● **EXTRACTED MATERIAL**
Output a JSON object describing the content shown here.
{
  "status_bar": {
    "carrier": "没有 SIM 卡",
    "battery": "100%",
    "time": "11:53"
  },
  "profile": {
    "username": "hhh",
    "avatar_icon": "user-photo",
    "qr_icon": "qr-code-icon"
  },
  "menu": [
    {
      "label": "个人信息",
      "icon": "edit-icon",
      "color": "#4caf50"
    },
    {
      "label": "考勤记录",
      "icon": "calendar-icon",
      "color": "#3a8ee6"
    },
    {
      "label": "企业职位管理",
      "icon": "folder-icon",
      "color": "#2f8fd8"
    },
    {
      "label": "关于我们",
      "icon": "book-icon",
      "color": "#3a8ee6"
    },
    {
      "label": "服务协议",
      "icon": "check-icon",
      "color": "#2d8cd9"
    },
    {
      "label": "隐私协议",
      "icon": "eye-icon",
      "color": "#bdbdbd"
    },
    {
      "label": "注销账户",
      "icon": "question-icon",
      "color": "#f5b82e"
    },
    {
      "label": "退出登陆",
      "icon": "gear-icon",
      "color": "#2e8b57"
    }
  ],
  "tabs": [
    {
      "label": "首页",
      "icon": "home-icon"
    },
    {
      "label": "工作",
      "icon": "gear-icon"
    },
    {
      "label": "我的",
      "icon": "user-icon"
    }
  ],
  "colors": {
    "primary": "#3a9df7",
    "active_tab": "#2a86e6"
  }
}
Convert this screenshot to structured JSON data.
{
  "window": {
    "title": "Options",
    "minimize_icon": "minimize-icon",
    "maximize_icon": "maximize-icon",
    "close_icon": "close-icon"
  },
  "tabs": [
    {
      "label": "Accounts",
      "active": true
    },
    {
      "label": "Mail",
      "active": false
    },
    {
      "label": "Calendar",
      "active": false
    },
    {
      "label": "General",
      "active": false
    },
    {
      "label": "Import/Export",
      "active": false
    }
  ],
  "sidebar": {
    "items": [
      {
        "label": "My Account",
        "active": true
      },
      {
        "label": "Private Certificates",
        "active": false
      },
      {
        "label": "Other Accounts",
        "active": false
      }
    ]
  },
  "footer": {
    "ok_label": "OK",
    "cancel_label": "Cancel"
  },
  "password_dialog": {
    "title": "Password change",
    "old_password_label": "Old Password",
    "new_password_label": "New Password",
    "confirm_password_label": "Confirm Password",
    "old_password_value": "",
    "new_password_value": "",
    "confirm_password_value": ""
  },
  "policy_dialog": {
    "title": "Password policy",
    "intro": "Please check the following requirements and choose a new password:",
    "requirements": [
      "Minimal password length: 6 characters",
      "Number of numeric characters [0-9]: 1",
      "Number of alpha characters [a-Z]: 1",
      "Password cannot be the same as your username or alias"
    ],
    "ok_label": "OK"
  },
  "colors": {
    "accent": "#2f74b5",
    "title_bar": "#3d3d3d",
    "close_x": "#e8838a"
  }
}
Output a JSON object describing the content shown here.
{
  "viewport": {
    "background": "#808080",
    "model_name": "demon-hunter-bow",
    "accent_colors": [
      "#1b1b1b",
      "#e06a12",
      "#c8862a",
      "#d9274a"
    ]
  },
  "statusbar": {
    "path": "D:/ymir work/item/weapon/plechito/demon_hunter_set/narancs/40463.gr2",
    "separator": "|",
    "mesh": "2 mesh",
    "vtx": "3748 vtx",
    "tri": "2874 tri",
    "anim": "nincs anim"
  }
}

● **PROBLEM REQUIREMENTS**
Set down the material above again, word for word.

● **SOLUTION TO THE PROBLEM**
Output a JSON object describing the content shown here.
{
  "status_bar": {
    "carrier": "没有 SIM 卡",
    "battery": "100%",
    "time": "11:53"
  },
  "profile": {
    "username": "hhh",
    "avatar_icon": "user-photo",
    "qr_icon": "qr-code-icon"
  },
  "menu": [
    {
      "label": "个人信息",
      "icon": "edit-icon",
      "color": "#4caf50"
    },
    {
      "label": "考勤记录",
      "icon": "calendar-icon",
      "color": "#3a8ee6"
    },
    {
      "label": "企业职位管理",
      "icon": "folder-icon",
      "color": "#2f8fd8"
    },
    {
      "label": "关于我们",
      "icon": "book-icon",
      "color": "#3a8ee6"
    },
    {
      "label": "服务协议",
      "icon": "check-icon",
      "color": "#2d8cd9"
    },
    {
      "label": "隐私协议",
      "icon": "eye-icon",
      "color": "#bdbdbd"
    },
    {
      "label": "注销账户",
      "icon": "question-icon",
      "color": "#f5b82e"
    },
    {
      "label": "退出登陆",
      "icon": "gear-icon",
      "color": "#2e8b57"
    }
  ],
  "tabs": [
    {
      "label": "首页",
      "icon": "home-icon"
    },
    {
      "label": "工作",
      "icon": "gear-icon"
    },
    {
      "label": "我的",
      "icon": "user-icon"
    }
  ],
  "colors": {
    "primary": "#3a9df7",
    "active_tab": "#2a86e6"
  }
}
Convert this screenshot to structured JSON data.
{
  "window": {
    "title": "Options",
    "minimize_icon": "minimize-icon",
    "maximize_icon": "maximize-icon",
    "close_icon": "close-icon"
  },
  "tabs": [
    {
      "label": "Accounts",
      "active": true
    },
    {
      "label": "Mail",
      "active": false
    },
    {
      "label": "Calendar",
      "active": false
    },
    {
      "label": "General",
      "active": false
    },
    {
      "label": "Import/Export",
      "active": false
    }
  ],
  "sidebar": {
    "items": [
      {
        "label": "My Account",
        "active": true
      },
      {
        "label": "Private Certificates",
        "active": false
      },
      {
        "label": "Other Accounts",
        "active": false
      }
    ]
  },
  "footer": {
    "ok_label": "OK",
    "cancel_label": "Cancel"
  },
  "password_dialog": {
    "title": "Password change",
    "old_password_label": "Old Password",
    "new_password_label": "New Password",
    "confirm_password_label": "Confirm Password",
    "old_password_value": "",
    "new_password_value": "",
    "confirm_password_value": ""
  },
  "policy_dialog": {
    "title": "Password policy",
    "intro": "Please check the following requirements and choose a new password:",
    "requirements": [
      "Minimal password length: 6 characters",
      "Number of numeric characters [0-9]: 1",
      "Number of alpha characters [a-Z]: 1",
      "Password cannot be the same as your username or alias"
    ],
    "ok_label": "OK"
  },
  "colors": {
    "accent": "#2f74b5",
    "title_bar": "#3d3d3d",
    "close_x": "#e8838a"
  }
}
Output a JSON object describing the content shown here.
{
  "viewport": {
    "background": "#808080",
    "model_name": "demon-hunter-bow",
    "accent_colors": [
      "#1b1b1b",
      "#e06a12",
      "#c8862a",
      "#d9274a"
    ]
  },
  "statusbar": {
    "path": "D:/ymir work/item/weapon/plechito/demon_hunter_set/narancs/40463.gr2",
    "separator": "|",
    "mesh": "2 mesh",
    "vtx": "3748 vtx",
    "tri": "2874 tri",
    "anim": "nincs anim"
  }
}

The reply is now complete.